** EXTRACTED RECORDS **
·····
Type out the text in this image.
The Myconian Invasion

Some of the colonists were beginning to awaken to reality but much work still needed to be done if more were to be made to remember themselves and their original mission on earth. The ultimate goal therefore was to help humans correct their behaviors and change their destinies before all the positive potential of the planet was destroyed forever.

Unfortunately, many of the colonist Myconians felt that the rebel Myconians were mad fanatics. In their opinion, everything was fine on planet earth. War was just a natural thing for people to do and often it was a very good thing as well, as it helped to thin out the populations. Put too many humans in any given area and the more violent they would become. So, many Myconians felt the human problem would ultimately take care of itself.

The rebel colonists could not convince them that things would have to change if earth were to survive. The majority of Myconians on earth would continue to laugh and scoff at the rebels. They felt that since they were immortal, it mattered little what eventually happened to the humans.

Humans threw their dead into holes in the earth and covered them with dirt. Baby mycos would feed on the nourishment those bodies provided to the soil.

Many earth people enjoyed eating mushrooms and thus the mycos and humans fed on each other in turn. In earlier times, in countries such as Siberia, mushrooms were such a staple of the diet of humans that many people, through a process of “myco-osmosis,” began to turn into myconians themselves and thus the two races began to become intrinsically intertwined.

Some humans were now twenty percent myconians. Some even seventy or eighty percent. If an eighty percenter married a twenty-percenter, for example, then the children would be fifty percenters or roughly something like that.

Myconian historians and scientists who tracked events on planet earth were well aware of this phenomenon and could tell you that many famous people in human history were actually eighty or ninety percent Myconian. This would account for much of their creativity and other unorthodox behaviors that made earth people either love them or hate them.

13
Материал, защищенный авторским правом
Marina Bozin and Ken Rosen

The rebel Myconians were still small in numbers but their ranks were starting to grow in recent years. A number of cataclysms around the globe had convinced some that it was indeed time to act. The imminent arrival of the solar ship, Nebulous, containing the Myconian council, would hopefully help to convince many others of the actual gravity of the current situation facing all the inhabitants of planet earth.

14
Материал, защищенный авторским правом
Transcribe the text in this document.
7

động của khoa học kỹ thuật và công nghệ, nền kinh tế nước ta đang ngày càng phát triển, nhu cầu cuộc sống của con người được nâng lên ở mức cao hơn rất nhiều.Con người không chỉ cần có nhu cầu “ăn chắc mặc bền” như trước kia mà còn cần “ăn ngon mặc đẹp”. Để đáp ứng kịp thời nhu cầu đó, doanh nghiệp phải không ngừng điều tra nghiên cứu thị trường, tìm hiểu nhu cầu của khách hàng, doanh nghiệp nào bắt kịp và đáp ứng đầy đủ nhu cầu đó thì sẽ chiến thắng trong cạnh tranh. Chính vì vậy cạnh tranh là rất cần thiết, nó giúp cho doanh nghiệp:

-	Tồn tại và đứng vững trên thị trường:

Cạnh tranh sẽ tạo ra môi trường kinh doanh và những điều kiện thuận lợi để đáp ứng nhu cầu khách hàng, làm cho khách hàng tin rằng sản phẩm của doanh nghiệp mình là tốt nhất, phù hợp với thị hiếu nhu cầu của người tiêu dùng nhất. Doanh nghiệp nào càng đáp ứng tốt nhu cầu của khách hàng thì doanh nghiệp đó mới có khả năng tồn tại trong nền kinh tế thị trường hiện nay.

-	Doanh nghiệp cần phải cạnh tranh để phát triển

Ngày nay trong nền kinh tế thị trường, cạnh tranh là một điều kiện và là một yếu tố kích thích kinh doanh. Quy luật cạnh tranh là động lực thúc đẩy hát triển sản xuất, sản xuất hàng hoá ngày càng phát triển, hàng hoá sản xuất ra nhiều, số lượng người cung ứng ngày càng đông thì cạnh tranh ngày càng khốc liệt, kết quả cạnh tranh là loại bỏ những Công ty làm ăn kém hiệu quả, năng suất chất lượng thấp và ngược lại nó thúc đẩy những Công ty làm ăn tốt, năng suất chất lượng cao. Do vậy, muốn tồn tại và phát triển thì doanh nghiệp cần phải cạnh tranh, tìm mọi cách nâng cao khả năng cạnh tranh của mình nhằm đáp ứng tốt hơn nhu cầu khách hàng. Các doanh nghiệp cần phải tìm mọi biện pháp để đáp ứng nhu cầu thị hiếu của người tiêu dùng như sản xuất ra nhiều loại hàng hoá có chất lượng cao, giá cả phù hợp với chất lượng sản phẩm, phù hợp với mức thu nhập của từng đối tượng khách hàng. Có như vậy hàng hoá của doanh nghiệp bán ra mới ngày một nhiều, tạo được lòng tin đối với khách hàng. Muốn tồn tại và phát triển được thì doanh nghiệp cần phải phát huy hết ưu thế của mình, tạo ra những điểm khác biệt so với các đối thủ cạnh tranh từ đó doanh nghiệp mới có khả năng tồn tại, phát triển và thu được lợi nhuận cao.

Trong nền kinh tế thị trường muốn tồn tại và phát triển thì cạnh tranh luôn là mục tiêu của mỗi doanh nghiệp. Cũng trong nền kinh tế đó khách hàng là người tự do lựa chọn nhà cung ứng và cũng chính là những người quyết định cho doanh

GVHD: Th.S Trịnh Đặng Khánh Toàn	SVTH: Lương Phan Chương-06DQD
·····
** WHAT IS REQUIRED **
Nothing should be changed: write out all of the data as is.

** REPLY TO THE TASK **
Type out the text in this image.
The Myconian Invasion

Some of the colonists were beginning to awaken to reality but much work still needed to be done if more were to be made to remember themselves and their original mission on earth. The ultimate goal therefore was to help humans correct their behaviors and change their destinies before all the positive potential of the planet was destroyed forever.

Unfortunately, many of the colonist Myconians felt that the rebel Myconians were mad fanatics. In their opinion, everything was fine on planet earth. War was just a natural thing for people to do and often it was a very good thing as well, as it helped to thin out the populations. Put too many humans in any given area and the more violent they would become. So, many Myconians felt the human problem would ultimately take care of itself.

The rebel colonists could not convince them that things would have to change if earth were to survive. The majority of Myconians on earth would continue to laugh and scoff at the rebels. They felt that since they were immortal, it mattered little what eventually happened to the humans.

Humans threw their dead into holes in the earth and covered them with dirt. Baby mycos would feed on the nourishment those bodies provided to the soil.

Many earth people enjoyed eating mushrooms and thus the mycos and humans fed on each other in turn. In earlier times, in countries such as Siberia, mushrooms were such a staple of the diet of humans that many people, through a process of “myco-osmosis,” began to turn into myconians themselves and thus the two races began to become intrinsically intertwined.

Some humans were now twenty percent myconians. Some even seventy or eighty percent. If an eighty percenter married a twenty-percenter, for example, then the children would be fifty percenters or roughly something like that.

Myconian historians and scientists who tracked events on planet earth were well aware of this phenomenon and could tell you that many famous people in human history were actually eighty or ninety percent Myconian. This would account for much of their creativity and other unorthodox behaviors that made earth people either love them or hate them.

13
Материал, защищенный авторским правом
Marina Bozin and Ken Rosen

The rebel Myconians were still small in numbers but their ranks were starting to grow in recent years. A number of cataclysms around the globe had convinced some that it was indeed time to act. The imminent arrival of the solar ship, Nebulous, containing the Myconian council, would hopefully help to convince many others of the actual gravity of the current situation facing all the inhabitants of planet earth.

14
Материал, защищенный авторским правом
Transcribe the text in this document.
7

động của khoa học kỹ thuật và công nghệ, nền kinh tế nước ta đang ngày càng phát triển, nhu cầu cuộc sống của con người được nâng lên ở mức cao hơn rất nhiều.Con người không chỉ cần có nhu cầu “ăn chắc mặc bền” như trước kia mà còn cần “ăn ngon mặc đẹp”. Để đáp ứng kịp thời nhu cầu đó, doanh nghiệp phải không ngừng điều tra nghiên cứu thị trường, tìm hiểu nhu cầu của khách hàng, doanh nghiệp nào bắt kịp và đáp ứng đầy đủ nhu cầu đó thì sẽ chiến thắng trong cạnh tranh. Chính vì vậy cạnh tranh là rất cần thiết, nó giúp cho doanh nghiệp:

-	Tồn tại và đứng vững trên thị trường:

Cạnh tranh sẽ tạo ra môi trường kinh doanh và những điều kiện thuận lợi để đáp ứng nhu cầu khách hàng, làm cho khách hàng tin rằng sản phẩm của doanh nghiệp mình là tốt nhất, phù hợp với thị hiếu nhu cầu của người tiêu dùng nhất. Doanh nghiệp nào càng đáp ứng tốt nhu cầu của khách hàng thì doanh nghiệp đó mới có khả năng tồn tại trong nền kinh tế thị trường hiện nay.

-	Doanh nghiệp cần phải cạnh tranh để phát triển

Ngày nay trong nền kinh tế thị trường, cạnh tranh là một điều kiện và là một yếu tố kích thích kinh doanh. Quy luật cạnh tranh là động lực thúc đẩy hát triển sản xuất, sản xuất hàng hoá ngày càng phát triển, hàng hoá sản xuất ra nhiều, số lượng người cung ứng ngày càng đông thì cạnh tranh ngày càng khốc liệt, kết quả cạnh tranh là loại bỏ những Công ty làm ăn kém hiệu quả, năng suất chất lượng thấp và ngược lại nó thúc đẩy những Công ty làm ăn tốt, năng suất chất lượng cao. Do vậy, muốn tồn tại và phát triển thì doanh nghiệp cần phải cạnh tranh, tìm mọi cách nâng cao khả năng cạnh tranh của mình nhằm đáp ứng tốt hơn nhu cầu khách hàng. Các doanh nghiệp cần phải tìm mọi biện pháp để đáp ứng nhu cầu thị hiếu của người tiêu dùng như sản xuất ra nhiều loại hàng hoá có chất lượng cao, giá cả phù hợp với chất lượng sản phẩm, phù hợp với mức thu nhập của từng đối tượng khách hàng. Có như vậy hàng hoá của doanh nghiệp bán ra mới ngày một nhiều, tạo được lòng tin đối với khách hàng. Muốn tồn tại và phát triển được thì doanh nghiệp cần phải phát huy hết ưu thế của mình, tạo ra những điểm khác biệt so với các đối thủ cạnh tranh từ đó doanh nghiệp mới có khả năng tồn tại, phát triển và thu được lợi nhuận cao.

Trong nền kinh tế thị trường muốn tồn tại và phát triển thì cạnh tranh luôn là mục tiêu của mỗi doanh nghiệp. Cũng trong nền kinh tế đó khách hàng là người tự do lựa chọn nhà cung ứng và cũng chính là những người quyết định cho doanh

GVHD: Th.S Trịnh Đặng Khánh Toàn	SVTH: Lương Phan Chương-06DQD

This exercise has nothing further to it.